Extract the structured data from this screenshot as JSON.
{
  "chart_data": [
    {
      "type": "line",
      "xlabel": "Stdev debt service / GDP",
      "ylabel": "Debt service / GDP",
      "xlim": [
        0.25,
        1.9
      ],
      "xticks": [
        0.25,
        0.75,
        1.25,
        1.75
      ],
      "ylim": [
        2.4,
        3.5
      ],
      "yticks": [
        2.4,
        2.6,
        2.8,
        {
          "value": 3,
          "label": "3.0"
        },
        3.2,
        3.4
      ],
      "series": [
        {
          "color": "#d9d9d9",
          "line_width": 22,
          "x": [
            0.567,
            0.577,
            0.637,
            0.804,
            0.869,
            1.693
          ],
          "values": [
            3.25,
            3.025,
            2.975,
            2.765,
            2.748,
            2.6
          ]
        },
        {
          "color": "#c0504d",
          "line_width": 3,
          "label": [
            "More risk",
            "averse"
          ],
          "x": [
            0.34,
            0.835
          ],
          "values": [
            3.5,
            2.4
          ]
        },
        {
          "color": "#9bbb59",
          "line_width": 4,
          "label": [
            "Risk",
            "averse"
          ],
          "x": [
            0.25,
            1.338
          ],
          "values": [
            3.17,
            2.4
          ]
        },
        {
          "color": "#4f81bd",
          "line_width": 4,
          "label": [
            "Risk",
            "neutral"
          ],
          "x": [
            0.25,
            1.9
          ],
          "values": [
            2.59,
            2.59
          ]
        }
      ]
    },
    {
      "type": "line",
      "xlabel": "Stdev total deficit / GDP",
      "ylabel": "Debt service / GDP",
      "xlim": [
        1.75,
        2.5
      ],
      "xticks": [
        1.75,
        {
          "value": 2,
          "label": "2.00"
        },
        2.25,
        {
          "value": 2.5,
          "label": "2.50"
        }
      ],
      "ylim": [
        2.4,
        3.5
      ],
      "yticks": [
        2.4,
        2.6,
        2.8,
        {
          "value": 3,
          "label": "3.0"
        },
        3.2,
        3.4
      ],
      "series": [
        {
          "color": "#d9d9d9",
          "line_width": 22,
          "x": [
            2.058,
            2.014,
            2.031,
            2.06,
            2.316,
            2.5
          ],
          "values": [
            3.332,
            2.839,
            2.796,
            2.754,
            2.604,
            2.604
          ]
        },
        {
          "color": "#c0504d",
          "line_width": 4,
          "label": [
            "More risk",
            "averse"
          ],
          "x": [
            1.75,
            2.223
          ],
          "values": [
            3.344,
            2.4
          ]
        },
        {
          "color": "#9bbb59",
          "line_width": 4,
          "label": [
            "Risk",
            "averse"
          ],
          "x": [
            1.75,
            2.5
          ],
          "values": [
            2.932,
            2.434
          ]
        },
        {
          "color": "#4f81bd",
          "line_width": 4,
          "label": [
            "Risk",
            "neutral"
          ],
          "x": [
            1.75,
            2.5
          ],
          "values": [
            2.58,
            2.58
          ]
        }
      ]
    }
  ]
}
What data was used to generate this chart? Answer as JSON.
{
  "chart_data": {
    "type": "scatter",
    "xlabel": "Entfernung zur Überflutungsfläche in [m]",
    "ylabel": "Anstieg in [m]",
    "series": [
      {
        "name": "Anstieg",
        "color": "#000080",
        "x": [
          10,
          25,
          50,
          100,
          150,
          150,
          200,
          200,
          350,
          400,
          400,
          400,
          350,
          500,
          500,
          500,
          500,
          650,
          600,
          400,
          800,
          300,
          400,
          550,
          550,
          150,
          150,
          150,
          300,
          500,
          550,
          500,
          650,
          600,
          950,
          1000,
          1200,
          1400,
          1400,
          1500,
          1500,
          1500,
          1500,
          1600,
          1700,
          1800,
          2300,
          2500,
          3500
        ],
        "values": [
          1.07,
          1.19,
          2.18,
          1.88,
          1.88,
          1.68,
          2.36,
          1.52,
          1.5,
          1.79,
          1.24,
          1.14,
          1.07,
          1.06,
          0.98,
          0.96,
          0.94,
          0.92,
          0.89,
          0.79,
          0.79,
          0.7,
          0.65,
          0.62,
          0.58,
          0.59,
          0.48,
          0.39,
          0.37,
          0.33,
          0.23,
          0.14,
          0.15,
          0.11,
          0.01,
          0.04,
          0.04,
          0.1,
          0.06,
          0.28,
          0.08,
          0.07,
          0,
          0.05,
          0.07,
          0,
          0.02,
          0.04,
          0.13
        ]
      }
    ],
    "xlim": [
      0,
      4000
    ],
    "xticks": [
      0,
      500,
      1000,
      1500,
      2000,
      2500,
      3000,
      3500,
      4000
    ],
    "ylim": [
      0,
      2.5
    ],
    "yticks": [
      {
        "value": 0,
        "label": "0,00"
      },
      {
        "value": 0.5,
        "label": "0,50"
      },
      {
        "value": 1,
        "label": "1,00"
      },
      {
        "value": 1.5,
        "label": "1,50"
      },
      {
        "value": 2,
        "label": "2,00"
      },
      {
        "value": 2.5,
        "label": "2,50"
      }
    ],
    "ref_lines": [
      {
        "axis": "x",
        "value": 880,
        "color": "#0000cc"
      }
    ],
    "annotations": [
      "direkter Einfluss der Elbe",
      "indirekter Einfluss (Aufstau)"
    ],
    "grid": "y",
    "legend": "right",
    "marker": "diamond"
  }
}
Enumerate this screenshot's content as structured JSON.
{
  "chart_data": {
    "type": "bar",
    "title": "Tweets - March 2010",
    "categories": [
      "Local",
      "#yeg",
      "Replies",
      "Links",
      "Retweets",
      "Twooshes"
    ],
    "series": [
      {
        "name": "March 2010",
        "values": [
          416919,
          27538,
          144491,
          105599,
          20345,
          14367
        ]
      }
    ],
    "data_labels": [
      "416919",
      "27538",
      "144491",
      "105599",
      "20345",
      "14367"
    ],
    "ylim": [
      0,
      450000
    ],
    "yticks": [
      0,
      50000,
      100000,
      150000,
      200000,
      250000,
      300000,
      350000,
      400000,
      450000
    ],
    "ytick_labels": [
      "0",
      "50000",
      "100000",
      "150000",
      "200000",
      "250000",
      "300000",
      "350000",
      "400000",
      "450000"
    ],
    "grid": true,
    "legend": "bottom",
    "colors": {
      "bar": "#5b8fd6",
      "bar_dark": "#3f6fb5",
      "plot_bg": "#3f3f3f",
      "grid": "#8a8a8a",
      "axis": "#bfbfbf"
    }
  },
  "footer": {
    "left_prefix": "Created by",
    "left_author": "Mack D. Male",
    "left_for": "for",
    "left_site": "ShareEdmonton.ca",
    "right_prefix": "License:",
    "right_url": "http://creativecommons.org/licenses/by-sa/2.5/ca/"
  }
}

### Exercise description
Look through the entries above and report each line where the string "Einfluss" occurs.

### Answer to this problem
      "direkter Einfluss der Elbe",
      "indirekter Einfluss (Aufstau)"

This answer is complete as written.